## THE EXERCISE:
Leave out the images and repeat the listing below without a single change.

(Raw records)
------------------------

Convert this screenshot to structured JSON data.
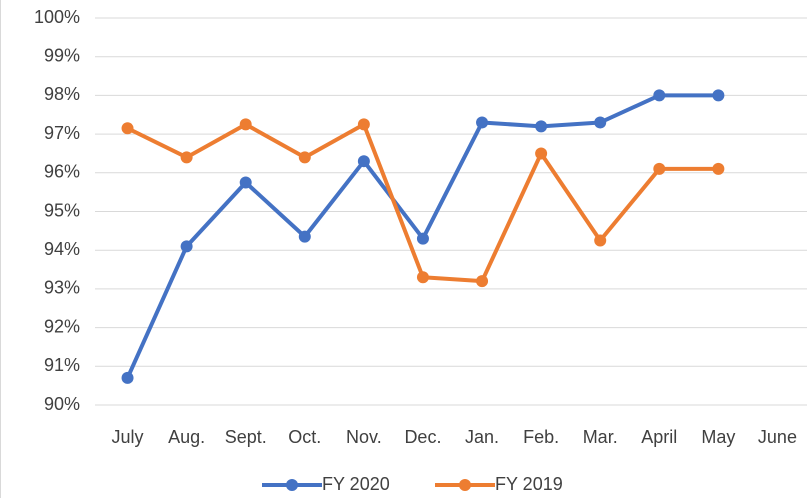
{
  "chart_data": {
    "type": "line",
    "categories": [
      "July",
      "Aug.",
      "Sept.",
      "Oct.",
      "Nov.",
      "Dec.",
      "Jan.",
      "Feb.",
      "Mar.",
      "April",
      "May",
      "June"
    ],
    "series": [
      {
        "name": "FY 2020",
        "color": "#4472c4",
        "values": [
          90.7,
          94.1,
          95.75,
          94.35,
          96.3,
          94.3,
          97.3,
          97.2,
          97.3,
          98.0,
          98.0,
          null
        ]
      },
      {
        "name": "FY 2019",
        "color": "#ed7d31",
        "values": [
          97.15,
          96.4,
          97.25,
          96.4,
          97.25,
          93.3,
          93.2,
          96.5,
          94.25,
          96.1,
          96.1,
          null
        ]
      }
    ],
    "ylim": [
      90,
      100
    ],
    "yticks": [
      {
        "value": 90,
        "label": "90%"
      },
      {
        "value": 91,
        "label": "91%"
      },
      {
        "value": 92,
        "label": "92%"
      },
      {
        "value": 93,
        "label": "93%"
      },
      {
        "value": 94,
        "label": "94%"
      },
      {
        "value": 95,
        "label": "95%"
      },
      {
        "value": 96,
        "label": "96%"
      },
      {
        "value": 97,
        "label": "97%"
      },
      {
        "value": 98,
        "label": "98%"
      },
      {
        "value": 99,
        "label": "99%"
      },
      {
        "value": 100,
        "label": "100%"
      }
    ],
    "grid": true,
    "legend": "bottom"
  }
}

------------------------

## EXPECTED OUTPUT:
Convert this screenshot to structured JSON data.
{
  "chart_data": {
    "type": "line",
    "categories": [
      "July",
      "Aug.",
      "Sept.",
      "Oct.",
      "Nov.",
      "Dec.",
      "Jan.",
      "Feb.",
      "Mar.",
      "April",
      "May",
      "June"
    ],
    "series": [
      {
        "name": "FY 2020",
        "color": "#4472c4",
        "values": [
          90.7,
          94.1,
          95.75,
          94.35,
          96.3,
          94.3,
          97.3,
          97.2,
          97.3,
          98.0,
          98.0,
          null
        ]
      },
      {
        "name": "FY 2019",
        "color": "#ed7d31",
        "values": [
          97.15,
          96.4,
          97.25,
          96.4,
          97.25,
          93.3,
          93.2,
          96.5,
          94.25,
          96.1,
          96.1,
          null
        ]
      }
    ],
    "ylim": [
      90,
      100
    ],
    "yticks": [
      {
        "value": 90,
        "label": "90%"
      },
      {
        "value": 91,
        "label": "91%"
      },
      {
        "value": 92,
        "label": "92%"
      },
      {
        "value": 93,
        "label": "93%"
      },
      {
        "value": 94,
        "label": "94%"
      },
      {
        "value": 95,
        "label": "95%"
      },
      {
        "value": 96,
        "label": "96%"
      },
      {
        "value": 97,
        "label": "97%"
      },
      {
        "value": 98,
        "label": "98%"
      },
      {
        "value": 99,
        "label": "99%"
      },
      {
        "value": 100,
        "label": "100%"
      }
    ],
    "grid": true,
    "legend": "bottom"
  }
}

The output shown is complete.